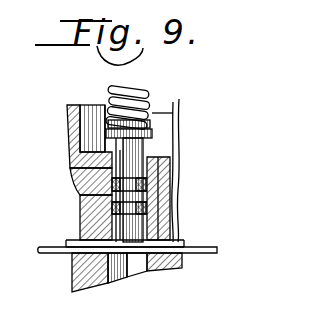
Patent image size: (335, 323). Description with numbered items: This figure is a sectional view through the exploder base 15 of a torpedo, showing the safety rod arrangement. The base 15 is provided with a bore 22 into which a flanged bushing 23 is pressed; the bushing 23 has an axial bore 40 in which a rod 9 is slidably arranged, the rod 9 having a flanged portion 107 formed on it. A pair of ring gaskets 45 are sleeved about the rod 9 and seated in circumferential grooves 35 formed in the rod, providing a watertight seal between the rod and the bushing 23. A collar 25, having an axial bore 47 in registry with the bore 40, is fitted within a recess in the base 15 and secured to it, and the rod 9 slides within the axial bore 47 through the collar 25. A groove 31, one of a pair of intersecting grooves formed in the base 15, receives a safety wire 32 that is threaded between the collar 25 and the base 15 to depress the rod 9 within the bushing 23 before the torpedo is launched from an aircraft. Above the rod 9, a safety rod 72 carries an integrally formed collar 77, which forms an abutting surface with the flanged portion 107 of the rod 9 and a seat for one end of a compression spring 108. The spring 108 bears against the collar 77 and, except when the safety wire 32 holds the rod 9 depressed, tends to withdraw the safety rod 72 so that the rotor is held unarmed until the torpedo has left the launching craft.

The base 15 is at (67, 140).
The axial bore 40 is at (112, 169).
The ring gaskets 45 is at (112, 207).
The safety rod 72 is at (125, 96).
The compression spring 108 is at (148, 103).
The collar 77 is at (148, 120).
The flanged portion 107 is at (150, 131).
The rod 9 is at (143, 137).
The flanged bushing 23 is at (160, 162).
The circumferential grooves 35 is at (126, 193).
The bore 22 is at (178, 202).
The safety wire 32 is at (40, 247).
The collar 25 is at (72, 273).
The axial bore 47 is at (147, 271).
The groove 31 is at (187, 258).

================

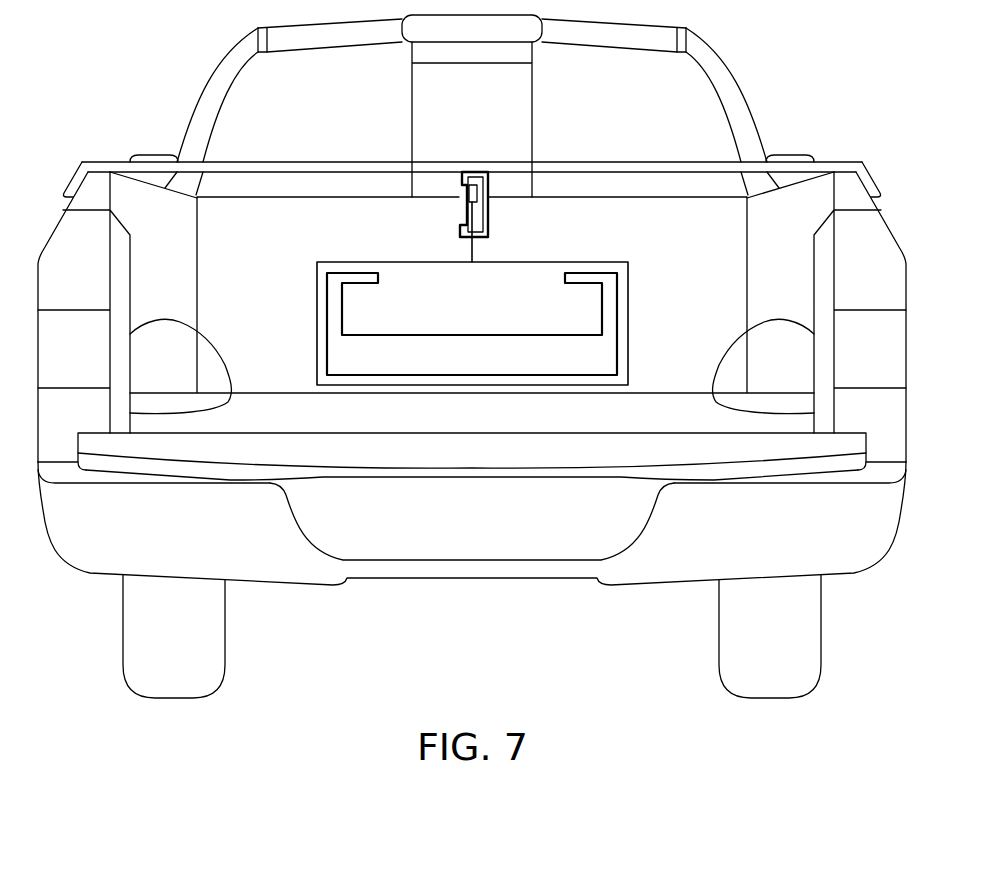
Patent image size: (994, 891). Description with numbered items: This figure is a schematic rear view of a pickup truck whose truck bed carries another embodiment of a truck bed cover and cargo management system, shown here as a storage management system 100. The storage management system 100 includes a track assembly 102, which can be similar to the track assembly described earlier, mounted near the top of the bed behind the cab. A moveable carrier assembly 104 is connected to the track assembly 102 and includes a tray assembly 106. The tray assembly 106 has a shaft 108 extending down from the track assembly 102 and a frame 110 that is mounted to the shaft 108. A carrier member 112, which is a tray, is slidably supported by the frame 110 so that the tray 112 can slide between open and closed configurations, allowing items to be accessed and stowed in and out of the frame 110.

================

• Problem to work on: Reproduce verbatim the lines of the records beginning with the line that contains "Patent image size: (335, 323)." and ending with the line that contains "The groove 31 is at (187, 258).", both included.

• Response to this exercise:
Patent image size: (335, 323). Description with numbered items: This figure is a sectional view through the exploder base 15 of a torpedo, showing the safety rod arrangement. The base 15 is provided with a bore 22 into which a flanged bushing 23 is pressed; the bushing 23 has an axial bore 40 in which a rod 9 is slidably arranged, the rod 9 having a flanged portion 107 formed on it. A pair of ring gaskets 45 are sleeved about the rod 9 and seated in circumferential grooves 35 formed in the rod, providing a watertight seal between the rod and the bushing 23. A collar 25, having an axial bore 47 in registry with the bore 40, is fitted within a recess in the base 15 and secured to it, and the rod 9 slides within the axial bore 47 through the collar 25. A groove 31, one of a pair of intersecting grooves formed in the base 15, receives a safety wire 32 that is threaded between the collar 25 and the base 15 to depress the rod 9 within the bushing 23 before the torpedo is launched from an aircraft. Above the rod 9, a safety rod 72 carries an integrally formed collar 77, which forms an abutting surface with the flanged portion 107 of the rod 9 and a seat for one end of a compression spring 108. The spring 108 bears against the collar 77 and, except when the safety wire 32 holds the rod 9 depressed, tends to withdraw the safety rod 72 so that the rotor is held unarmed until the torpedo has left the launching craft.

The base 15 is at (67, 140).
The axial bore 40 is at (112, 169).
The ring gaskets 45 is at (112, 207).
The safety rod 72 is at (125, 96).
The compression spring 108 is at (148, 103).
The collar 77 is at (148, 120).
The flanged portion 107 is at (150, 131).
The rod 9 is at (143, 137).
The flanged bushing 23 is at (160, 162).
The circumferential grooves 35 is at (126, 193).
The bore 22 is at (178, 202).
The safety wire 32 is at (40, 247).
The collar 25 is at (72, 273).
The axial bore 47 is at (147, 271).
The groove 31 is at (187, 258).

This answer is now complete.